▶ **STATED TASK**
Copy these lines word for word, with nothing changed.

Spatial annotation lines
# # # #

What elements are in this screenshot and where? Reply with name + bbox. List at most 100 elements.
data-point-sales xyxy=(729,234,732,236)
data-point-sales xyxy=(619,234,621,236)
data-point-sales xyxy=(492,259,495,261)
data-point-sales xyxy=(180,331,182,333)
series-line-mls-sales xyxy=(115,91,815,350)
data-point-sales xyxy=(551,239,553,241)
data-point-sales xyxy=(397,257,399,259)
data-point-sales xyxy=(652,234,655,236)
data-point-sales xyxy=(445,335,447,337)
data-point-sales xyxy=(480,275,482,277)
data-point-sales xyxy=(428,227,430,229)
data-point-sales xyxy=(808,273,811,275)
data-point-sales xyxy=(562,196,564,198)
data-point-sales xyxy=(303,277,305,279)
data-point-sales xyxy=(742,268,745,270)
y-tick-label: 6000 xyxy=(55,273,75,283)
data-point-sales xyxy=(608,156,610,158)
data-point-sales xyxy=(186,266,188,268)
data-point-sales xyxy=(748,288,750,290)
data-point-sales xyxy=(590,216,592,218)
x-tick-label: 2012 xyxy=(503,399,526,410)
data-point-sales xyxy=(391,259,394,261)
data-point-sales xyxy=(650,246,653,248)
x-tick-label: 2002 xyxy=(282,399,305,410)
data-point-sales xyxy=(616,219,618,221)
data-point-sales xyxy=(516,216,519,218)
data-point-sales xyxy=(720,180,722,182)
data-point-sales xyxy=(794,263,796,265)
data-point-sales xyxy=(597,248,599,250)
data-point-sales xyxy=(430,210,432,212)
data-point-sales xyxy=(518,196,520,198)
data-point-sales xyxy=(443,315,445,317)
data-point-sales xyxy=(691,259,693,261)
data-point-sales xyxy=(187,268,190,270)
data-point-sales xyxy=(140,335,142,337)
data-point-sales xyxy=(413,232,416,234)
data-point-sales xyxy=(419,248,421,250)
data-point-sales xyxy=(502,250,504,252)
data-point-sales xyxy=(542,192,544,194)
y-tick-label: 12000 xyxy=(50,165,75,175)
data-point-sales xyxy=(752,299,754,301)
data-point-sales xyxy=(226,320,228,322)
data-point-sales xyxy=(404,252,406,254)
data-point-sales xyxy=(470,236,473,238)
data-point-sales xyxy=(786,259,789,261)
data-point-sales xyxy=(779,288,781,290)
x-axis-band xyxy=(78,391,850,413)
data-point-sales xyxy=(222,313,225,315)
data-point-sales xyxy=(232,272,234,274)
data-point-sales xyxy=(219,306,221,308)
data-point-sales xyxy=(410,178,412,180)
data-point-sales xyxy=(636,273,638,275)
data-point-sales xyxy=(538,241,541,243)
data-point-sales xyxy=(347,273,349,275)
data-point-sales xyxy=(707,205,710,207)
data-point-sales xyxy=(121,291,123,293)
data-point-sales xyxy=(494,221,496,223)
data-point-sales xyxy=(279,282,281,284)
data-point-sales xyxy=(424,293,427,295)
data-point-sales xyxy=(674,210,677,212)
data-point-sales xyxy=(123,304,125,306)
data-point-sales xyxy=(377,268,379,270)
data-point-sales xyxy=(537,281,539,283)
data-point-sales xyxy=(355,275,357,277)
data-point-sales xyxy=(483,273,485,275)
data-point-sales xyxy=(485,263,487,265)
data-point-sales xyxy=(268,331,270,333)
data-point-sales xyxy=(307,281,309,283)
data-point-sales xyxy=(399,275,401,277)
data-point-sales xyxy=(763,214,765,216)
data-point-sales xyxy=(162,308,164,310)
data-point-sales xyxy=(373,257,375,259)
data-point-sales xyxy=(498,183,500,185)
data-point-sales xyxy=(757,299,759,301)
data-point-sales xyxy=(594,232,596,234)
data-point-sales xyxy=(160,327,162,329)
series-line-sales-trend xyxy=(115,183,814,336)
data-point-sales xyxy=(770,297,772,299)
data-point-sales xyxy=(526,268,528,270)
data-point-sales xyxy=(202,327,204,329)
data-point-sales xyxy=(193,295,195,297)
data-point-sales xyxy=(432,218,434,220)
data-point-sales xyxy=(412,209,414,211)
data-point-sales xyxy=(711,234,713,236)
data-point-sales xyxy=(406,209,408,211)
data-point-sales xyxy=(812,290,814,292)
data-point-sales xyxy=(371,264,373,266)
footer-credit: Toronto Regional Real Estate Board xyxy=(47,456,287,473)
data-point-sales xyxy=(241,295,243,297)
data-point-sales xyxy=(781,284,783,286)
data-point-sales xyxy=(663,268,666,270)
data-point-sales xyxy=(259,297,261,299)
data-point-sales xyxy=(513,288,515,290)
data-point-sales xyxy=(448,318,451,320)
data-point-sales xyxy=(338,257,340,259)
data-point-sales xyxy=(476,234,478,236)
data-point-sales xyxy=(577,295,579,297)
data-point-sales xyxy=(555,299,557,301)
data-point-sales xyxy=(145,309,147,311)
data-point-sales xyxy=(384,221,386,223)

# # # #

▶ **TASK OUTPUT**
What elements are in this screenshot and where? Reply with name + bbox. List at most 100 elements.
data-point-sales xyxy=(729,234,732,236)
data-point-sales xyxy=(619,234,621,236)
data-point-sales xyxy=(492,259,495,261)
data-point-sales xyxy=(180,331,182,333)
series-line-mls-sales xyxy=(115,91,815,350)
data-point-sales xyxy=(551,239,553,241)
data-point-sales xyxy=(397,257,399,259)
data-point-sales xyxy=(652,234,655,236)
data-point-sales xyxy=(445,335,447,337)
data-point-sales xyxy=(480,275,482,277)
data-point-sales xyxy=(428,227,430,229)
data-point-sales xyxy=(808,273,811,275)
data-point-sales xyxy=(562,196,564,198)
data-point-sales xyxy=(303,277,305,279)
data-point-sales xyxy=(742,268,745,270)
y-tick-label: 6000 xyxy=(55,273,75,283)
data-point-sales xyxy=(608,156,610,158)
data-point-sales xyxy=(186,266,188,268)
data-point-sales xyxy=(748,288,750,290)
data-point-sales xyxy=(590,216,592,218)
x-tick-label: 2012 xyxy=(503,399,526,410)
data-point-sales xyxy=(391,259,394,261)
data-point-sales xyxy=(650,246,653,248)
x-tick-label: 2002 xyxy=(282,399,305,410)
data-point-sales xyxy=(616,219,618,221)
data-point-sales xyxy=(516,216,519,218)
data-point-sales xyxy=(720,180,722,182)
data-point-sales xyxy=(794,263,796,265)
data-point-sales xyxy=(597,248,599,250)
data-point-sales xyxy=(430,210,432,212)
data-point-sales xyxy=(518,196,520,198)
data-point-sales xyxy=(443,315,445,317)
data-point-sales xyxy=(691,259,693,261)
data-point-sales xyxy=(187,268,190,270)
data-point-sales xyxy=(140,335,142,337)
data-point-sales xyxy=(413,232,416,234)
data-point-sales xyxy=(419,248,421,250)
data-point-sales xyxy=(502,250,504,252)
data-point-sales xyxy=(542,192,544,194)
y-tick-label: 12000 xyxy=(50,165,75,175)
data-point-sales xyxy=(752,299,754,301)
data-point-sales xyxy=(226,320,228,322)
data-point-sales xyxy=(404,252,406,254)
data-point-sales xyxy=(470,236,473,238)
data-point-sales xyxy=(786,259,789,261)
data-point-sales xyxy=(779,288,781,290)
x-axis-band xyxy=(78,391,850,413)
data-point-sales xyxy=(222,313,225,315)
data-point-sales xyxy=(232,272,234,274)
data-point-sales xyxy=(219,306,221,308)
data-point-sales xyxy=(410,178,412,180)
data-point-sales xyxy=(636,273,638,275)
data-point-sales xyxy=(538,241,541,243)
data-point-sales xyxy=(347,273,349,275)
data-point-sales xyxy=(707,205,710,207)
data-point-sales xyxy=(121,291,123,293)
data-point-sales xyxy=(494,221,496,223)
data-point-sales xyxy=(279,282,281,284)
data-point-sales xyxy=(424,293,427,295)
data-point-sales xyxy=(674,210,677,212)
data-point-sales xyxy=(123,304,125,306)
data-point-sales xyxy=(377,268,379,270)
data-point-sales xyxy=(537,281,539,283)
data-point-sales xyxy=(355,275,357,277)
data-point-sales xyxy=(483,273,485,275)
data-point-sales xyxy=(485,263,487,265)
data-point-sales xyxy=(268,331,270,333)
data-point-sales xyxy=(307,281,309,283)
data-point-sales xyxy=(399,275,401,277)
data-point-sales xyxy=(763,214,765,216)
data-point-sales xyxy=(162,308,164,310)
data-point-sales xyxy=(373,257,375,259)
data-point-sales xyxy=(498,183,500,185)
data-point-sales xyxy=(757,299,759,301)
data-point-sales xyxy=(594,232,596,234)
data-point-sales xyxy=(160,327,162,329)
series-line-sales-trend xyxy=(115,183,814,336)
data-point-sales xyxy=(770,297,772,299)
data-point-sales xyxy=(526,268,528,270)
data-point-sales xyxy=(202,327,204,329)
data-point-sales xyxy=(193,295,195,297)
data-point-sales xyxy=(432,218,434,220)
data-point-sales xyxy=(412,209,414,211)
data-point-sales xyxy=(711,234,713,236)
data-point-sales xyxy=(406,209,408,211)
data-point-sales xyxy=(812,290,814,292)
data-point-sales xyxy=(371,264,373,266)
footer-credit: Toronto Regional Real Estate Board xyxy=(47,456,287,473)
data-point-sales xyxy=(241,295,243,297)
data-point-sales xyxy=(781,284,783,286)
data-point-sales xyxy=(663,268,666,270)
data-point-sales xyxy=(259,297,261,299)
data-point-sales xyxy=(513,288,515,290)
data-point-sales xyxy=(448,318,451,320)
data-point-sales xyxy=(338,257,340,259)
data-point-sales xyxy=(476,234,478,236)
data-point-sales xyxy=(577,295,579,297)
data-point-sales xyxy=(555,299,557,301)
data-point-sales xyxy=(145,309,147,311)
data-point-sales xyxy=(384,221,386,223)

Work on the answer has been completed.